**** Stored data

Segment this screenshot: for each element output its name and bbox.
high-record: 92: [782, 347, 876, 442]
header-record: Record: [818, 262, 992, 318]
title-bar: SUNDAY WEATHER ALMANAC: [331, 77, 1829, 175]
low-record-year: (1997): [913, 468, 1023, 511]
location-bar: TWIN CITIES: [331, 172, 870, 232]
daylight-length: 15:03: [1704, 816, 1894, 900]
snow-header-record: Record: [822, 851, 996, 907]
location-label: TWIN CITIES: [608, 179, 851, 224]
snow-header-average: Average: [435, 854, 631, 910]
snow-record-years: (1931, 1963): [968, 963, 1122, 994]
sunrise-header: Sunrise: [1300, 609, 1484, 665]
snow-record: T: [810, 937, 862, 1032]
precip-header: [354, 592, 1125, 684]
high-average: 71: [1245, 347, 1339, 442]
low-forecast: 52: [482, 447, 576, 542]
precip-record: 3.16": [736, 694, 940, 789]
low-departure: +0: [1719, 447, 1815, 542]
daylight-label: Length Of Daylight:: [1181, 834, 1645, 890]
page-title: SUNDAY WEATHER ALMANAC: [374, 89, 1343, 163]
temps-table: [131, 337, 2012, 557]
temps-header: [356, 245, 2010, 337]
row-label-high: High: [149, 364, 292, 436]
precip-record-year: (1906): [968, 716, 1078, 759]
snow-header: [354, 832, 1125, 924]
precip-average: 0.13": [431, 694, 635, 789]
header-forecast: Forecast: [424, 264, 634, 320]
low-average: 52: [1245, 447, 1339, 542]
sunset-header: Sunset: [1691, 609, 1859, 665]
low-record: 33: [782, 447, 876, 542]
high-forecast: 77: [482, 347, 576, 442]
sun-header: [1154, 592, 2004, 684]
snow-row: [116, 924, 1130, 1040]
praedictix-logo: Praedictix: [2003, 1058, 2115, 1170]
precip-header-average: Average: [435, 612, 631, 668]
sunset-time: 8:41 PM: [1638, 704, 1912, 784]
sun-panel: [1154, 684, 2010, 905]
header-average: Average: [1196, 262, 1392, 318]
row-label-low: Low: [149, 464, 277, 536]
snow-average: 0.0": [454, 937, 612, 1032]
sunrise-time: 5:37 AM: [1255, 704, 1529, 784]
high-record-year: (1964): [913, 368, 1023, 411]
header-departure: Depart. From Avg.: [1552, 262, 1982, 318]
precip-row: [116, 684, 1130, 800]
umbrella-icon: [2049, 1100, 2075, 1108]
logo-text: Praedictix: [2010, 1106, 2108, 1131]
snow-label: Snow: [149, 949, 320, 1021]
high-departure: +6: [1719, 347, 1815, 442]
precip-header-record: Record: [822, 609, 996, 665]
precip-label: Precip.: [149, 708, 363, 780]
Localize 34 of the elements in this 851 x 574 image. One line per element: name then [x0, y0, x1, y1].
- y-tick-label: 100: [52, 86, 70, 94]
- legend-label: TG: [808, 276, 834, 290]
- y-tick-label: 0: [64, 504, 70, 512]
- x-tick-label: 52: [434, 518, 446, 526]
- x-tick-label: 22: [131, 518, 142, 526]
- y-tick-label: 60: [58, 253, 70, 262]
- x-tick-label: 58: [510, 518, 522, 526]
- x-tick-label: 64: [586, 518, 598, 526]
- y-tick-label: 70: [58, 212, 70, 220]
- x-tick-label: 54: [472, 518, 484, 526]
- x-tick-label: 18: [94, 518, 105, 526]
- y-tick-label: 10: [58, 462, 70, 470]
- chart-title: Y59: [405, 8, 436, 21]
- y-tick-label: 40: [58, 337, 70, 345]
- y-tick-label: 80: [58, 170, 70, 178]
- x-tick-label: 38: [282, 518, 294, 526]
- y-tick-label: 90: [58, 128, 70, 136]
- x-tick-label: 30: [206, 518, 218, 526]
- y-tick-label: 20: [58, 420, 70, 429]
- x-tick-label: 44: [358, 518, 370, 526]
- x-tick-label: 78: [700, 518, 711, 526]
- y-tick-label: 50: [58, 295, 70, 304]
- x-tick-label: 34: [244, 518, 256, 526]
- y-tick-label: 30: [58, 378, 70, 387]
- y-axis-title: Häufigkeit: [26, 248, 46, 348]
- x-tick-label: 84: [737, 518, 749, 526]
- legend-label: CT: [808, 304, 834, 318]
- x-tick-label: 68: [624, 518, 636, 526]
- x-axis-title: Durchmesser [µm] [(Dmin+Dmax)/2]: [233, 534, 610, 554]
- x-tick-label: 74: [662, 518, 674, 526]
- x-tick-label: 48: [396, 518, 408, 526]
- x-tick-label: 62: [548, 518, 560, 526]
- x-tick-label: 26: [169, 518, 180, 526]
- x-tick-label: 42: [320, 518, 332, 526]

********

Copy out every line of the data above, character for character and in the same order.

- _Task response_
Segment this screenshot: for each element output its name and bbox.
high-record: 92: [782, 347, 876, 442]
header-record: Record: [818, 262, 992, 318]
title-bar: SUNDAY WEATHER ALMANAC: [331, 77, 1829, 175]
low-record-year: (1997): [913, 468, 1023, 511]
location-bar: TWIN CITIES: [331, 172, 870, 232]
daylight-length: 15:03: [1704, 816, 1894, 900]
snow-header-record: Record: [822, 851, 996, 907]
location-label: TWIN CITIES: [608, 179, 851, 224]
snow-header-average: Average: [435, 854, 631, 910]
snow-record-years: (1931, 1963): [968, 963, 1122, 994]
sunrise-header: Sunrise: [1300, 609, 1484, 665]
snow-record: T: [810, 937, 862, 1032]
precip-header: [354, 592, 1125, 684]
high-average: 71: [1245, 347, 1339, 442]
low-forecast: 52: [482, 447, 576, 542]
precip-record: 3.16": [736, 694, 940, 789]
low-departure: +0: [1719, 447, 1815, 542]
daylight-label: Length Of Daylight:: [1181, 834, 1645, 890]
page-title: SUNDAY WEATHER ALMANAC: [374, 89, 1343, 163]
temps-table: [131, 337, 2012, 557]
temps-header: [356, 245, 2010, 337]
row-label-high: High: [149, 364, 292, 436]
precip-record-year: (1906): [968, 716, 1078, 759]
snow-header: [354, 832, 1125, 924]
precip-average: 0.13": [431, 694, 635, 789]
header-forecast: Forecast: [424, 264, 634, 320]
low-average: 52: [1245, 447, 1339, 542]
sunset-header: Sunset: [1691, 609, 1859, 665]
low-record: 33: [782, 447, 876, 542]
high-forecast: 77: [482, 347, 576, 442]
sun-header: [1154, 592, 2004, 684]
snow-row: [116, 924, 1130, 1040]
praedictix-logo: Praedictix: [2003, 1058, 2115, 1170]
precip-header-average: Average: [435, 612, 631, 668]
sunset-time: 8:41 PM: [1638, 704, 1912, 784]
sun-panel: [1154, 684, 2010, 905]
header-average: Average: [1196, 262, 1392, 318]
row-label-low: Low: [149, 464, 277, 536]
snow-average: 0.0": [454, 937, 612, 1032]
sunrise-time: 5:37 AM: [1255, 704, 1529, 784]
high-record-year: (1964): [913, 368, 1023, 411]
header-departure: Depart. From Avg.: [1552, 262, 1982, 318]
precip-row: [116, 684, 1130, 800]
umbrella-icon: [2049, 1100, 2075, 1108]
logo-text: Praedictix: [2010, 1106, 2108, 1131]
snow-label: Snow: [149, 949, 320, 1021]
high-departure: +6: [1719, 347, 1815, 442]
precip-header-record: Record: [822, 609, 996, 665]
precip-label: Precip.: [149, 708, 363, 780]
Localize 34 of the elements in this 851 x 574 image. One line per element: name then [x0, y0, x1, y1].
- y-tick-label: 100: [52, 86, 70, 94]
- legend-label: TG: [808, 276, 834, 290]
- y-tick-label: 0: [64, 504, 70, 512]
- x-tick-label: 52: [434, 518, 446, 526]
- x-tick-label: 22: [131, 518, 142, 526]
- y-tick-label: 60: [58, 253, 70, 262]
- x-tick-label: 58: [510, 518, 522, 526]
- x-tick-label: 64: [586, 518, 598, 526]
- y-tick-label: 70: [58, 212, 70, 220]
- x-tick-label: 54: [472, 518, 484, 526]
- x-tick-label: 18: [94, 518, 105, 526]
- y-tick-label: 10: [58, 462, 70, 470]
- chart-title: Y59: [405, 8, 436, 21]
- y-tick-label: 40: [58, 337, 70, 345]
- y-tick-label: 80: [58, 170, 70, 178]
- x-tick-label: 38: [282, 518, 294, 526]
- y-tick-label: 90: [58, 128, 70, 136]
- x-tick-label: 30: [206, 518, 218, 526]
- y-tick-label: 20: [58, 420, 70, 429]
- x-tick-label: 44: [358, 518, 370, 526]
- x-tick-label: 78: [700, 518, 711, 526]
- y-tick-label: 50: [58, 295, 70, 304]
- x-tick-label: 34: [244, 518, 256, 526]
- y-tick-label: 30: [58, 378, 70, 387]
- y-axis-title: Häufigkeit: [26, 248, 46, 348]
- x-tick-label: 84: [737, 518, 749, 526]
- legend-label: CT: [808, 304, 834, 318]
- x-tick-label: 68: [624, 518, 636, 526]
- x-axis-title: Durchmesser [µm] [(Dmin+Dmax)/2]: [233, 534, 610, 554]
- x-tick-label: 74: [662, 518, 674, 526]
- x-tick-label: 48: [396, 518, 408, 526]
- x-tick-label: 62: [548, 518, 560, 526]
- x-tick-label: 26: [169, 518, 180, 526]
- x-tick-label: 42: [320, 518, 332, 526]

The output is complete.